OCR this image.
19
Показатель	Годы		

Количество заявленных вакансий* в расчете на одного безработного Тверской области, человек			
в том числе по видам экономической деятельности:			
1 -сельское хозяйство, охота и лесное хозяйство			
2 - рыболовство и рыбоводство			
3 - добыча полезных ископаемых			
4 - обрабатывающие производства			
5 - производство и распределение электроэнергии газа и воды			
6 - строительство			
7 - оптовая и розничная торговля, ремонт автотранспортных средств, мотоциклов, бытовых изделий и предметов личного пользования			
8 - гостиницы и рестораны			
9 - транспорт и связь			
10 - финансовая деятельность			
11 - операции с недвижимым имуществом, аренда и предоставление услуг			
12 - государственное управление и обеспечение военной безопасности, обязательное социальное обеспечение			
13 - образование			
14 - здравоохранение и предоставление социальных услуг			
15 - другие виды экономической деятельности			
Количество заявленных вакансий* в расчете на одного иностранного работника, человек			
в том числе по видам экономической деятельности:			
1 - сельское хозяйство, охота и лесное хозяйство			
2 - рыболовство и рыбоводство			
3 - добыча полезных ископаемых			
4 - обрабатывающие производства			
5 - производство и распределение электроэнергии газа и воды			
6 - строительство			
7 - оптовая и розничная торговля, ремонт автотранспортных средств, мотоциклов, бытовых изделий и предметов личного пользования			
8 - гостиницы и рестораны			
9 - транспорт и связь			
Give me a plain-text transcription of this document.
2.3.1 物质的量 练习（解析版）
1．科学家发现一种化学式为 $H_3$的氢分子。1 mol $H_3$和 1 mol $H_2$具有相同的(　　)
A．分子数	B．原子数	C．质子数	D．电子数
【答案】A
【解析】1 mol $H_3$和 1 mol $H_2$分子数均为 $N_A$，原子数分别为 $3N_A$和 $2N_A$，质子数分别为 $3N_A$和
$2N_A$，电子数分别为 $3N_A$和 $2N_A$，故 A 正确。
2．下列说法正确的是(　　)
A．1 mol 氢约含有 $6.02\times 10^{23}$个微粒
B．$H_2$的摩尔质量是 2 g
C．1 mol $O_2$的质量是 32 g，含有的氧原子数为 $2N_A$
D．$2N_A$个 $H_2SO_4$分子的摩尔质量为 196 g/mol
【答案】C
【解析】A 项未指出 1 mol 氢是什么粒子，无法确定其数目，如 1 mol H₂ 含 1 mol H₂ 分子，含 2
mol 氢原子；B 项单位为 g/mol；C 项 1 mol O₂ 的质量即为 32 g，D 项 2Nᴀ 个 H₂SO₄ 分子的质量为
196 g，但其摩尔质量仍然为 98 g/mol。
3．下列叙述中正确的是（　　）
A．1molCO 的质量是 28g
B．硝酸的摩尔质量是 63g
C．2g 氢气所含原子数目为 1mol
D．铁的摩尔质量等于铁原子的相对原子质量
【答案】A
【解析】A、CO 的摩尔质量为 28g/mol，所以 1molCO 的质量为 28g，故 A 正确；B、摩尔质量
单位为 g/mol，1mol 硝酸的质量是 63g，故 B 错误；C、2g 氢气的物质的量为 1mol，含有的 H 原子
--*--
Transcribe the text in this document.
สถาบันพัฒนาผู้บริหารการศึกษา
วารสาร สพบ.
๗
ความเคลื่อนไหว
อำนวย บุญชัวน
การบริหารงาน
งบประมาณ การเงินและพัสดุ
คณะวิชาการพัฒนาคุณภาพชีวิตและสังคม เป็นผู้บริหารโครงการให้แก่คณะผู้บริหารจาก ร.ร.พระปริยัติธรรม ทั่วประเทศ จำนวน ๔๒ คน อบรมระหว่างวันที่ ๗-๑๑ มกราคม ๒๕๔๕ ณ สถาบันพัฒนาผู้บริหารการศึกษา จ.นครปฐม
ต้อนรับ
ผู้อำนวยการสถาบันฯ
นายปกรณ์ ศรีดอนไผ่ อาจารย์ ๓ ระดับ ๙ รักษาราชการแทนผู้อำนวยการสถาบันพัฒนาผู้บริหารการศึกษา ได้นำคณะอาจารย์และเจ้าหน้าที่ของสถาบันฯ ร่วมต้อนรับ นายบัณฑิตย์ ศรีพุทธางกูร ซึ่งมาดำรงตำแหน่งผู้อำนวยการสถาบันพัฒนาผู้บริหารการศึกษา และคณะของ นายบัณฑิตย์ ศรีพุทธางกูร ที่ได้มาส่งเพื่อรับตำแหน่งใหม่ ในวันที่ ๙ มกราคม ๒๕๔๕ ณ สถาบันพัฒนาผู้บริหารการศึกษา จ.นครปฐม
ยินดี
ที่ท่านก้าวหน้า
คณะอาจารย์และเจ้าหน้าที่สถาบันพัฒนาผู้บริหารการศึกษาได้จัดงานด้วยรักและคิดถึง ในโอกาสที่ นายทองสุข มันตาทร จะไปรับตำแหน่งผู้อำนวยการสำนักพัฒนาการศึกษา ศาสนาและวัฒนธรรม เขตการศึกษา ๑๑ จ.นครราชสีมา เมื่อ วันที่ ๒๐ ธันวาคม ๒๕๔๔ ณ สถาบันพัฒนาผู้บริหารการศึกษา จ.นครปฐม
--*--
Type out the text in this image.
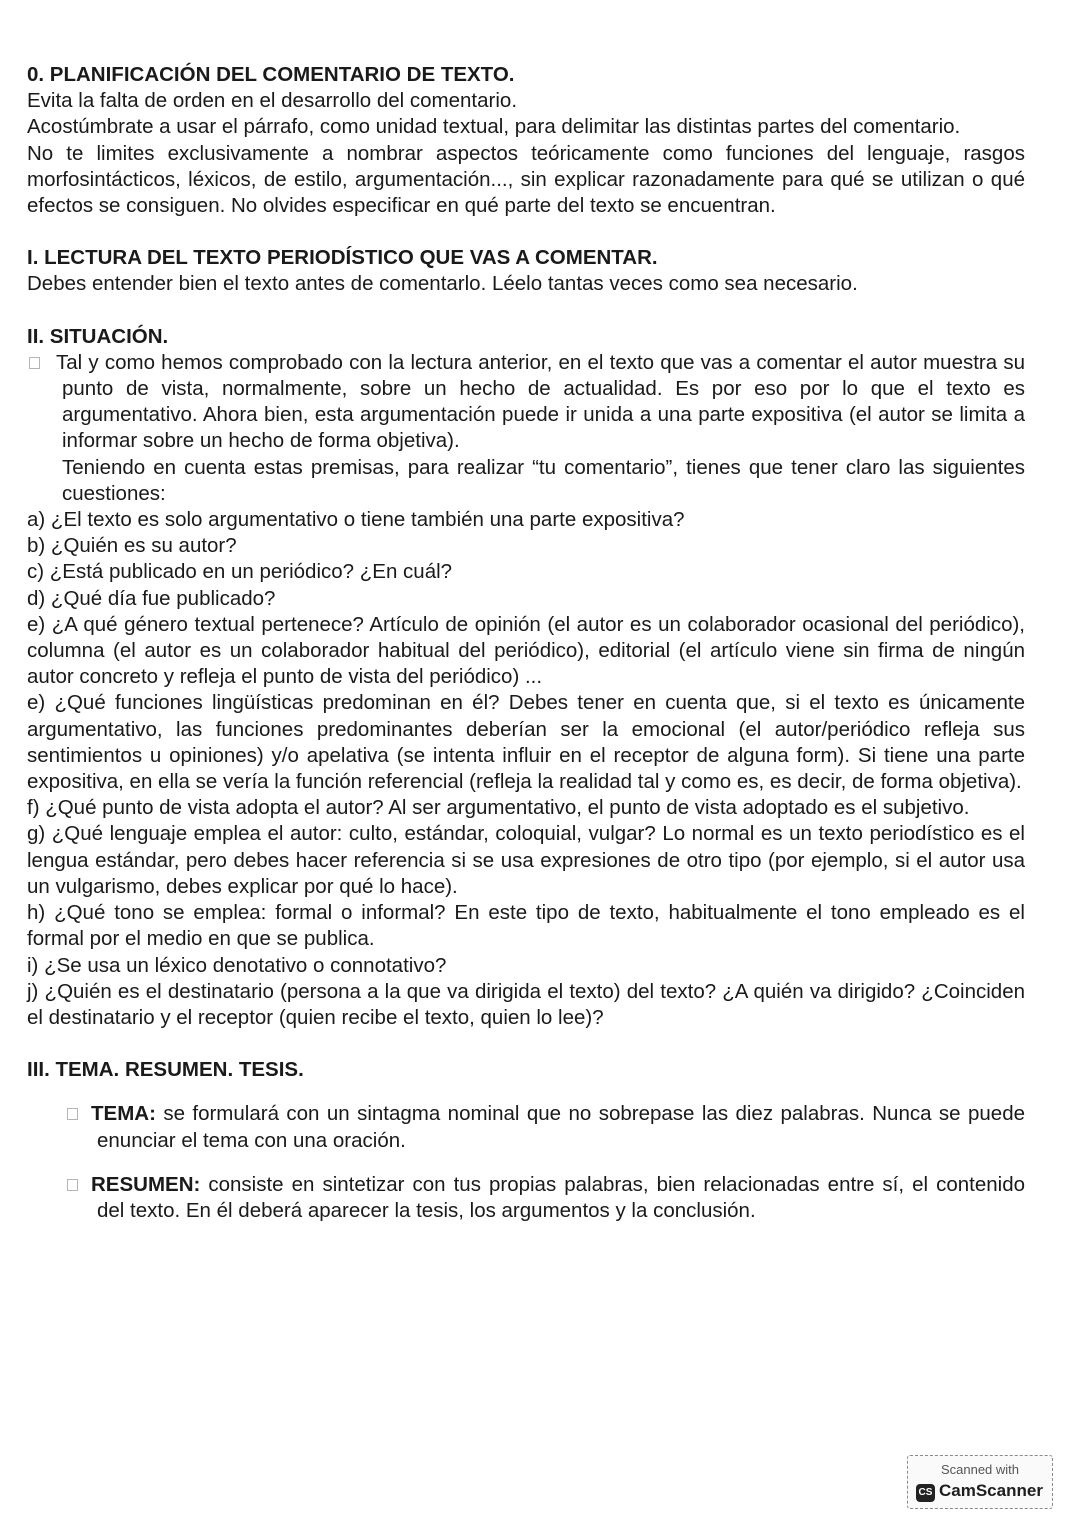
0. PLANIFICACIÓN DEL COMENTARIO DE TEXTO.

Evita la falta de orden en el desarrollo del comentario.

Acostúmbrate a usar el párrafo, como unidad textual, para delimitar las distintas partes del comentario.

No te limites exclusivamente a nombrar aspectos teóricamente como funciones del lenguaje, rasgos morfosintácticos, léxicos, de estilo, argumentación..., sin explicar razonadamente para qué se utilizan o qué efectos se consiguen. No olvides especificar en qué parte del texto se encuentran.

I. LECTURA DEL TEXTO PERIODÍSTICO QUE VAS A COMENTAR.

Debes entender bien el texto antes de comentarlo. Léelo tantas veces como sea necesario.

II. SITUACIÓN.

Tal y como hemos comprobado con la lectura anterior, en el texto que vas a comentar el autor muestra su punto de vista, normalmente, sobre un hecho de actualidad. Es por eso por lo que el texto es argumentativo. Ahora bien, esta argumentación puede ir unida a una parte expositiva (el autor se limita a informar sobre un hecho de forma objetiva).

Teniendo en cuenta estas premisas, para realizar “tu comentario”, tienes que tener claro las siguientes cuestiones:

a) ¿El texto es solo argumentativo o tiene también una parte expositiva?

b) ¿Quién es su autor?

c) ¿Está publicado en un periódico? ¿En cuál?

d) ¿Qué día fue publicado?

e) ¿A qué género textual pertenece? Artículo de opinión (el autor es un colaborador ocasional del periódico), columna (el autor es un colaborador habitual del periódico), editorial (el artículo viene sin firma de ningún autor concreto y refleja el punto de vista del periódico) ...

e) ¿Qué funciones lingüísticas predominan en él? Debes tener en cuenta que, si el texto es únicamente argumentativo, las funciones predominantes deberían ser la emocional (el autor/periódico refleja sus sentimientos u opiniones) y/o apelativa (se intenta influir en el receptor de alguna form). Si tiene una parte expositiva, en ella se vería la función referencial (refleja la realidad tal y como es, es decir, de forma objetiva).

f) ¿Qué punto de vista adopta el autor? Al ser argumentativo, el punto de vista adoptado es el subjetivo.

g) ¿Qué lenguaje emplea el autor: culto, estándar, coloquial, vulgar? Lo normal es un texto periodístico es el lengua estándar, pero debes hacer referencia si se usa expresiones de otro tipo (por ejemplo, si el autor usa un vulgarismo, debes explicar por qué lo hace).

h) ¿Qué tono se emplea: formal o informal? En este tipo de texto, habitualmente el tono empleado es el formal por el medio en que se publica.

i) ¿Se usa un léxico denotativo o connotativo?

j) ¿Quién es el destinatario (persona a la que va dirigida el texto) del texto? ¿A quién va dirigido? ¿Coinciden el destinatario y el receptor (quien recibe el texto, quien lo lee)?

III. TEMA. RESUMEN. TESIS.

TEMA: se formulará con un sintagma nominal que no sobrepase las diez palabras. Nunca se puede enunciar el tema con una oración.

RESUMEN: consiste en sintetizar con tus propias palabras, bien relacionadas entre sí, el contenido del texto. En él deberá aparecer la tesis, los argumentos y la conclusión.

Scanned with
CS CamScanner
--*--
▸ EXERCISE DETAILS
Using the listing above, gather each line that holds the string "предоставление" and copy it.

▸ IN RESPONSE
11 - операции с недвижимым имуществом, аренда и предоставление услуг			
14 - здравоохранение и предоставление социальных услуг			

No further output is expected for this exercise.